## INSTRUCTIONS FOR THE TASK
Review the material line by line. Identify and copy every line that contains the string "title".

=======

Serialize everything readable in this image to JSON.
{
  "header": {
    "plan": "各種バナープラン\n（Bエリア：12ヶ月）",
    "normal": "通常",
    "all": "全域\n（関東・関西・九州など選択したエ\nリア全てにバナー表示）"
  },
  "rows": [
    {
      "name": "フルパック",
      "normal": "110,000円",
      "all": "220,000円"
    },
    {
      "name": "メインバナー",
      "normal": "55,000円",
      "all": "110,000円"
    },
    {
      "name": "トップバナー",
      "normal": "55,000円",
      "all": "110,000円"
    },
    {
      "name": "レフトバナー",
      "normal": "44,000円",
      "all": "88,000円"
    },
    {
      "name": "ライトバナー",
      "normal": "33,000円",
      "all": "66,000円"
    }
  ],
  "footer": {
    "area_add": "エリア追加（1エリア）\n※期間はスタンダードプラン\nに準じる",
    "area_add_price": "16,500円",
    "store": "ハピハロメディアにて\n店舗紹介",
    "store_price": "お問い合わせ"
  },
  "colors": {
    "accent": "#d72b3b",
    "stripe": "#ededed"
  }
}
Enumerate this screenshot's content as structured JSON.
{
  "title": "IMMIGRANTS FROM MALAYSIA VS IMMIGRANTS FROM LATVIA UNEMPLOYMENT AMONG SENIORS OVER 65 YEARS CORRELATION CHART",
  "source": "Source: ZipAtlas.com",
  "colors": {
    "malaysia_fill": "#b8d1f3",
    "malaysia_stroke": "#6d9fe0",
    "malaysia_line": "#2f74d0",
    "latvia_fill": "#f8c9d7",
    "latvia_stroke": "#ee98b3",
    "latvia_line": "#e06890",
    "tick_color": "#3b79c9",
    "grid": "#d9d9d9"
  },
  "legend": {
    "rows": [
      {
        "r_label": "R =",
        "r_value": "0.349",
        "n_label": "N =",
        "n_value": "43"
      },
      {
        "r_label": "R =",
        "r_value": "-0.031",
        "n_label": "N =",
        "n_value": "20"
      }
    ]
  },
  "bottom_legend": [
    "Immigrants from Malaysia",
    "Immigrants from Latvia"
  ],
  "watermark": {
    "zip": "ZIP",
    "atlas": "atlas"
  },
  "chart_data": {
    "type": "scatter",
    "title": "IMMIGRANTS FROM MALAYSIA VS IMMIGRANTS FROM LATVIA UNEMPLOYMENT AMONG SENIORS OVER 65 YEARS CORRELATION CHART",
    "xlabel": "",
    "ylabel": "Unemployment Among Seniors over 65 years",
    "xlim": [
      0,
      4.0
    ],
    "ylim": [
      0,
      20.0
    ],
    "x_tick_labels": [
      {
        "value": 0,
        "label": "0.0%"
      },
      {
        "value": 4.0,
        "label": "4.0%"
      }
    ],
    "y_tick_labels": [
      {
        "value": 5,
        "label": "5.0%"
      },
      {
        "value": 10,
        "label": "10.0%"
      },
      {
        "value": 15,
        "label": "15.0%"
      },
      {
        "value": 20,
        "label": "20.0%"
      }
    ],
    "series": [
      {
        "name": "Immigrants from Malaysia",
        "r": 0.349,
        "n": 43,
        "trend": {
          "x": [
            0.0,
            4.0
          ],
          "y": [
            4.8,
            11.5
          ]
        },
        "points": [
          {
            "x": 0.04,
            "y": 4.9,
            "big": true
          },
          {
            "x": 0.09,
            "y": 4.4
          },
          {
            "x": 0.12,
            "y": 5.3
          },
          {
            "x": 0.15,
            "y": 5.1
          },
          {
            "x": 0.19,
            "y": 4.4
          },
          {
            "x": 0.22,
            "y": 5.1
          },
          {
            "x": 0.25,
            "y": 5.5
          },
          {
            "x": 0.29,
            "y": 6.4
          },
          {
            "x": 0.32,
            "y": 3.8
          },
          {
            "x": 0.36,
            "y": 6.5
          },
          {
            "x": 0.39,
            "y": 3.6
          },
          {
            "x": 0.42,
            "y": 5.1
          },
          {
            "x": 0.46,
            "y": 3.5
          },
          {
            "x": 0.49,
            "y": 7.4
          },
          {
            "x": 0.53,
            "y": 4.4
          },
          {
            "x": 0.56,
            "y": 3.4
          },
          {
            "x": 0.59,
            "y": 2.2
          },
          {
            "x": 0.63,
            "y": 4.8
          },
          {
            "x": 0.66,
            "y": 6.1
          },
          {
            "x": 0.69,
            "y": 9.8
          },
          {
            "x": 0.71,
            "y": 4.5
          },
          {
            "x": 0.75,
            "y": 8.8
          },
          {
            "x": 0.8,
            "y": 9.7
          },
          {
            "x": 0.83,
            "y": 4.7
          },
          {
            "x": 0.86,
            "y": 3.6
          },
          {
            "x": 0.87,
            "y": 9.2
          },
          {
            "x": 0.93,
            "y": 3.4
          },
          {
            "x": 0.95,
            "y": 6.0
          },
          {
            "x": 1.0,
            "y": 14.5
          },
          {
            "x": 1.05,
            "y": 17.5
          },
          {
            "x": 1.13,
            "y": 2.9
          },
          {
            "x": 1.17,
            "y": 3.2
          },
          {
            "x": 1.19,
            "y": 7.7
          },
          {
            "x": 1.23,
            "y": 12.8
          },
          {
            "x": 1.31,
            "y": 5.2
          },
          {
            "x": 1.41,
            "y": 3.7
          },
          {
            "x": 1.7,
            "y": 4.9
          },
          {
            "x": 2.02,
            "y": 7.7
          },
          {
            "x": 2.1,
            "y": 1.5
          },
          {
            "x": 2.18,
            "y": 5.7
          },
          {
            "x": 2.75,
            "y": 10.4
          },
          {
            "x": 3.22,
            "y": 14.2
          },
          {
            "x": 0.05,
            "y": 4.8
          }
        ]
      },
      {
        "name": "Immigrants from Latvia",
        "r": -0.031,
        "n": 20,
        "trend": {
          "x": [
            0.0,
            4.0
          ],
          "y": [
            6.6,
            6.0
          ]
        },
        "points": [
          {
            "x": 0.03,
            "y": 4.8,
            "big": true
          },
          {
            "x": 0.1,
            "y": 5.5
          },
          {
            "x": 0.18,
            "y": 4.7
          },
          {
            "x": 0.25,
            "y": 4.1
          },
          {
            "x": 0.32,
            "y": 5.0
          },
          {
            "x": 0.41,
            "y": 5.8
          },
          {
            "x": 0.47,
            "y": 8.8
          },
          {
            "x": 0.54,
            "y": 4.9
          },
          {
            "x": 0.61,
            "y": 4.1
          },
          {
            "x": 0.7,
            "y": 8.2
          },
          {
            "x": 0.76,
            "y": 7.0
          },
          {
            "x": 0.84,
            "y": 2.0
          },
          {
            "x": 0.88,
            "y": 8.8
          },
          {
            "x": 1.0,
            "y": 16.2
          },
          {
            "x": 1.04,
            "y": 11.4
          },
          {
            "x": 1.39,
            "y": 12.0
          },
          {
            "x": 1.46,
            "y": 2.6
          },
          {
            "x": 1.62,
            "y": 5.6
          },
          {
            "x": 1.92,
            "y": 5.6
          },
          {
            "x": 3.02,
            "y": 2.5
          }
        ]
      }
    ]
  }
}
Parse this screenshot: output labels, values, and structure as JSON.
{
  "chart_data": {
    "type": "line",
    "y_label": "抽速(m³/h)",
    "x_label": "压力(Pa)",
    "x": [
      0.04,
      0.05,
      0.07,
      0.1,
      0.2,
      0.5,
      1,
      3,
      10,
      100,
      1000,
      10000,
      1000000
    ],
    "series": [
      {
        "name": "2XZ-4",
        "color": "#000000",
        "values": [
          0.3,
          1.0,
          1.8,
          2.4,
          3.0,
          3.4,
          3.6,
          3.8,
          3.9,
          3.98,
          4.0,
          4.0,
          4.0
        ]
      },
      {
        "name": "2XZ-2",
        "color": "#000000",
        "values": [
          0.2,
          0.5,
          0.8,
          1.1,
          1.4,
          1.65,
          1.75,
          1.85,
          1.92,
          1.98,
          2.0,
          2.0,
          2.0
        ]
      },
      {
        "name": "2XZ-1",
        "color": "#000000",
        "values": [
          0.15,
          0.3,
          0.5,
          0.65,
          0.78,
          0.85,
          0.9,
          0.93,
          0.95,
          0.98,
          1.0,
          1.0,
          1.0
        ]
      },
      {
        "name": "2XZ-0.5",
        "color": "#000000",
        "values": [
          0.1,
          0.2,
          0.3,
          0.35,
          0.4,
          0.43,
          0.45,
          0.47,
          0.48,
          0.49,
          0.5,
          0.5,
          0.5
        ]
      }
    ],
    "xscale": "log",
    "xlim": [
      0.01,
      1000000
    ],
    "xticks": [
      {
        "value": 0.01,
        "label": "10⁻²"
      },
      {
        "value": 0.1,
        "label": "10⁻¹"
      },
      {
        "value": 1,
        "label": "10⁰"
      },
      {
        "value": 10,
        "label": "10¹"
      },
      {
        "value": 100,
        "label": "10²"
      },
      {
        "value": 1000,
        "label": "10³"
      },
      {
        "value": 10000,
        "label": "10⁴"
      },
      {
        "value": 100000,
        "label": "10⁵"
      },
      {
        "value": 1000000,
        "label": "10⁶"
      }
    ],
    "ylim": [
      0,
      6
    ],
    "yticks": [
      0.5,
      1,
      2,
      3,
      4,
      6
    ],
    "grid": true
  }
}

=======

## RESPONSE TO THE EXERCISE
  "title": "IMMIGRANTS FROM MALAYSIA VS IMMIGRANTS FROM LATVIA UNEMPLOYMENT AMONG SENIORS OVER 65 YEARS CORRELATION CHART",
    "title": "IMMIGRANTS FROM MALAYSIA VS IMMIGRANTS FROM LATVIA UNEMPLOYMENT AMONG SENIORS OVER 65 YEARS CORRELATION CHART",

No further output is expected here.